*WRITTEN EXERCISE*
Return the lines below that carry the word "xlabel".

*PROVIDED MATERIAL*
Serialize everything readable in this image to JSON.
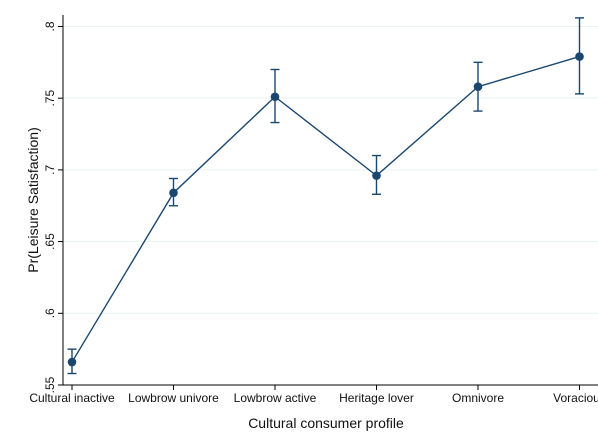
{
  "chart_data": {
    "type": "line",
    "title": "",
    "xlabel": "Cultural consumer profile",
    "ylabel": "Pr(Leisure Satisfaction)",
    "categories": [
      "Cultural inactive",
      "Lowbrow univore",
      "Lowbrow active",
      "Heritage lover",
      "Omnivore",
      "Voracious"
    ],
    "series": [
      {
        "values": [
          0.566,
          0.684,
          0.751,
          0.696,
          0.758,
          0.779
        ],
        "ci_lower": [
          0.558,
          0.675,
          0.733,
          0.683,
          0.741,
          0.753
        ],
        "ci_upper": [
          0.575,
          0.694,
          0.77,
          0.71,
          0.775,
          0.806
        ]
      }
    ],
    "ylim": [
      0.55,
      0.808
    ],
    "yticks": [
      0.55,
      0.6,
      0.65,
      0.7,
      0.75,
      0.8
    ],
    "ytick_labels": [
      ".55",
      ".6",
      ".65",
      ".7",
      ".75",
      ".8"
    ],
    "grid": true,
    "legend": "none",
    "colors": {
      "marker": "#1a476f",
      "line": "#1a476f",
      "grid": "#eaf2f3",
      "axis": "#000000"
    }
  }
}
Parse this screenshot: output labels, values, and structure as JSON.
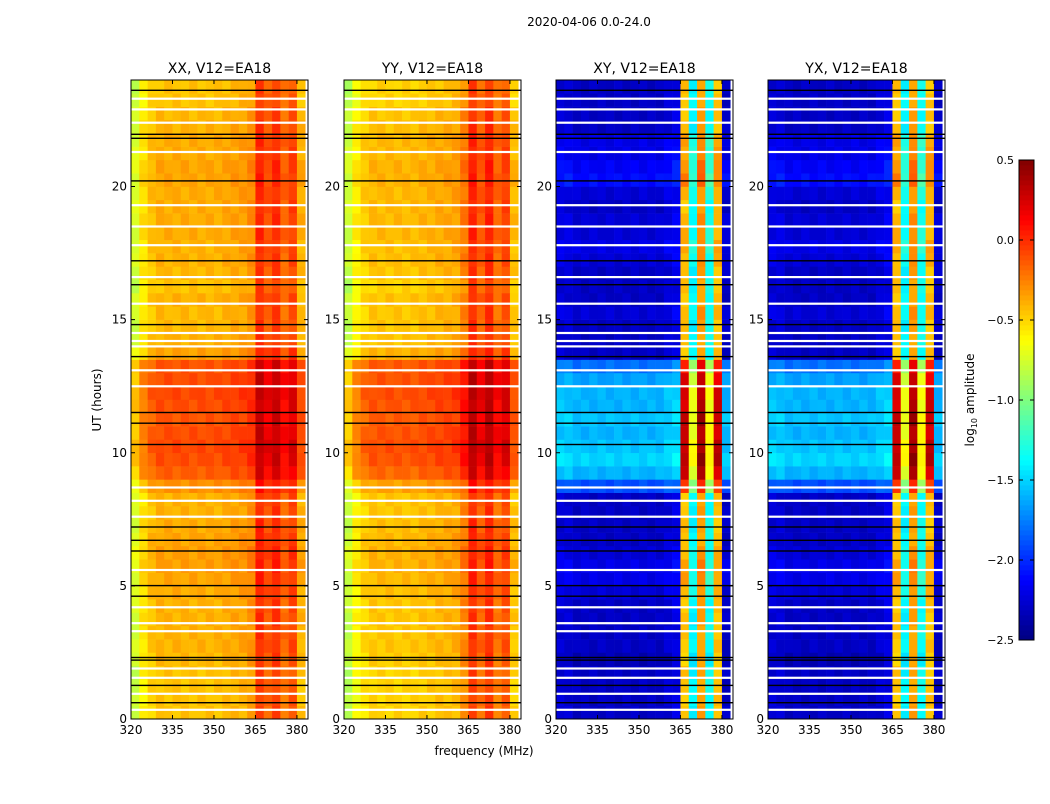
{
  "chart_data": {
    "type": "heatmap",
    "title": "2020-04-06 0.0-24.0",
    "xlabel": "frequency (MHz)",
    "ylabel": "UT (hours)",
    "xlim": [
      320,
      384
    ],
    "ylim": [
      0,
      24
    ],
    "xticks": [
      "320",
      "335",
      "350",
      "365",
      "380"
    ],
    "yticks": [
      "0",
      "5",
      "10",
      "15",
      "20"
    ],
    "channels_mhz": [
      320,
      323,
      326,
      329,
      332,
      335,
      338,
      341,
      344,
      347,
      350,
      353,
      356,
      359,
      362,
      365,
      368,
      371,
      374,
      377,
      380
    ],
    "channel_width_mhz": 3,
    "row_hours": 0.5,
    "colorbar": {
      "label": "log10 amplitude",
      "range": [
        -2.5,
        0.5
      ],
      "ticks": [
        "0.5",
        "0.0",
        "−0.5",
        "−1.0",
        "−1.5",
        "−2.0",
        "−2.5"
      ],
      "colormap": "jet"
    },
    "panels": [
      {
        "title": "XX, V12=EA18",
        "base": [
          -0.45,
          -0.45,
          -0.45,
          -0.45,
          -0.42,
          -0.4,
          -0.4,
          -0.4,
          -0.4,
          -0.38,
          -0.36,
          -0.34,
          -0.34,
          -0.36,
          -0.38,
          -0.4,
          -0.4,
          -0.3,
          -0.15,
          -0.1,
          -0.08,
          -0.1,
          -0.12,
          -0.1,
          -0.08,
          -0.1,
          -0.12,
          -0.35,
          -0.4,
          -0.42,
          -0.42,
          -0.4,
          -0.45,
          -0.42,
          -0.4,
          -0.4,
          -0.38,
          -0.38,
          -0.38,
          -0.38,
          -0.36,
          -0.36,
          -0.38,
          -0.38,
          -0.4,
          -0.42,
          -0.45,
          -0.45
        ],
        "channel_profile": [
          -0.35,
          -0.15,
          -0.05,
          0,
          0,
          0,
          0,
          0,
          0,
          0,
          0,
          0.02,
          0.04,
          0.05,
          0.1,
          0.4,
          0.28,
          0.38,
          0.22,
          0.32,
          0.0
        ]
      },
      {
        "title": "YY, V12=EA18",
        "base": [
          -0.5,
          -0.5,
          -0.5,
          -0.5,
          -0.48,
          -0.46,
          -0.46,
          -0.46,
          -0.46,
          -0.44,
          -0.42,
          -0.4,
          -0.4,
          -0.42,
          -0.44,
          -0.46,
          -0.46,
          -0.35,
          -0.18,
          -0.12,
          -0.1,
          -0.12,
          -0.14,
          -0.12,
          -0.1,
          -0.12,
          -0.14,
          -0.4,
          -0.45,
          -0.46,
          -0.46,
          -0.45,
          -0.5,
          -0.46,
          -0.44,
          -0.44,
          -0.42,
          -0.42,
          -0.42,
          -0.42,
          -0.4,
          -0.4,
          -0.42,
          -0.42,
          -0.44,
          -0.46,
          -0.5,
          -0.5
        ],
        "channel_profile": [
          -0.35,
          -0.15,
          -0.05,
          0,
          0,
          0,
          0,
          0,
          0,
          0.02,
          0.03,
          0.05,
          0.06,
          0.08,
          0.2,
          0.45,
          0.3,
          0.45,
          0.25,
          0.35,
          0.0
        ]
      },
      {
        "title": "XY, V12=EA18",
        "base": [
          -2.3,
          -2.3,
          -2.3,
          -2.3,
          -2.35,
          -2.3,
          -2.3,
          -2.3,
          -2.3,
          -2.25,
          -2.2,
          -2.2,
          -2.25,
          -2.3,
          -2.3,
          -2.3,
          -2.3,
          -1.9,
          -1.6,
          -1.5,
          -1.55,
          -1.6,
          -1.55,
          -1.6,
          -1.6,
          -1.65,
          -1.8,
          -2.3,
          -2.3,
          -2.3,
          -2.25,
          -2.3,
          -2.3,
          -2.3,
          -2.25,
          -2.2,
          -2.25,
          -2.25,
          -2.3,
          -2.25,
          -2.1,
          -2.15,
          -2.2,
          -2.2,
          -2.3,
          -2.3,
          -2.3,
          -2.3
        ],
        "channel_profile": [
          0.05,
          0.05,
          0,
          0,
          0,
          0,
          0,
          0,
          0,
          0,
          0,
          0,
          0,
          0.05,
          0.1,
          1.85,
          0.9,
          1.95,
          0.95,
          1.85,
          0.0
        ]
      },
      {
        "title": "YX, V12=EA18",
        "base": [
          -2.3,
          -2.3,
          -2.3,
          -2.3,
          -2.35,
          -2.3,
          -2.3,
          -2.3,
          -2.3,
          -2.25,
          -2.2,
          -2.2,
          -2.25,
          -2.3,
          -2.3,
          -2.3,
          -2.3,
          -1.9,
          -1.6,
          -1.5,
          -1.55,
          -1.6,
          -1.55,
          -1.6,
          -1.6,
          -1.65,
          -1.8,
          -2.3,
          -2.3,
          -2.3,
          -2.25,
          -2.3,
          -2.3,
          -2.3,
          -2.25,
          -2.2,
          -2.25,
          -2.25,
          -2.3,
          -2.25,
          -2.1,
          -2.15,
          -2.2,
          -2.2,
          -2.3,
          -2.3,
          -2.3,
          -2.3
        ],
        "channel_profile": [
          0.05,
          0.05,
          0,
          0,
          0,
          0,
          0,
          0,
          0,
          0,
          0,
          0,
          0,
          0.05,
          0.1,
          1.85,
          0.9,
          1.95,
          0.95,
          1.85,
          0.0
        ]
      }
    ],
    "flagged_rows": [
      {
        "t": 0.35,
        "color": "white"
      },
      {
        "t": 0.6,
        "color": "black"
      },
      {
        "t": 0.95,
        "color": "white"
      },
      {
        "t": 1.25,
        "color": "black"
      },
      {
        "t": 1.55,
        "color": "white"
      },
      {
        "t": 1.9,
        "color": "white"
      },
      {
        "t": 2.2,
        "color": "black"
      },
      {
        "t": 2.3,
        "color": "black"
      },
      {
        "t": 3.3,
        "color": "white"
      },
      {
        "t": 3.6,
        "color": "white"
      },
      {
        "t": 4.2,
        "color": "white"
      },
      {
        "t": 4.6,
        "color": "black"
      },
      {
        "t": 5.0,
        "color": "black"
      },
      {
        "t": 5.6,
        "color": "white"
      },
      {
        "t": 6.3,
        "color": "black"
      },
      {
        "t": 6.7,
        "color": "black"
      },
      {
        "t": 7.2,
        "color": "black"
      },
      {
        "t": 7.6,
        "color": "white"
      },
      {
        "t": 8.2,
        "color": "white"
      },
      {
        "t": 8.7,
        "color": "white"
      },
      {
        "t": 10.3,
        "color": "black"
      },
      {
        "t": 11.1,
        "color": "black"
      },
      {
        "t": 11.5,
        "color": "black"
      },
      {
        "t": 12.5,
        "color": "white"
      },
      {
        "t": 13.1,
        "color": "white"
      },
      {
        "t": 13.6,
        "color": "black"
      },
      {
        "t": 14.0,
        "color": "white"
      },
      {
        "t": 14.2,
        "color": "white"
      },
      {
        "t": 14.5,
        "color": "white"
      },
      {
        "t": 14.8,
        "color": "black"
      },
      {
        "t": 15.6,
        "color": "white"
      },
      {
        "t": 16.3,
        "color": "black"
      },
      {
        "t": 16.6,
        "color": "white"
      },
      {
        "t": 17.2,
        "color": "black"
      },
      {
        "t": 17.8,
        "color": "white"
      },
      {
        "t": 18.5,
        "color": "white"
      },
      {
        "t": 19.3,
        "color": "white"
      },
      {
        "t": 20.2,
        "color": "black"
      },
      {
        "t": 21.3,
        "color": "white"
      },
      {
        "t": 21.8,
        "color": "black"
      },
      {
        "t": 21.95,
        "color": "black"
      },
      {
        "t": 22.4,
        "color": "white"
      },
      {
        "t": 22.9,
        "color": "white"
      },
      {
        "t": 23.3,
        "color": "white"
      },
      {
        "t": 23.6,
        "color": "black"
      }
    ]
  }
}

*CORRECT OUTPUT*
    "xlabel": "Cultural consumer profile",
    "xlabel": "frequency (MHz)",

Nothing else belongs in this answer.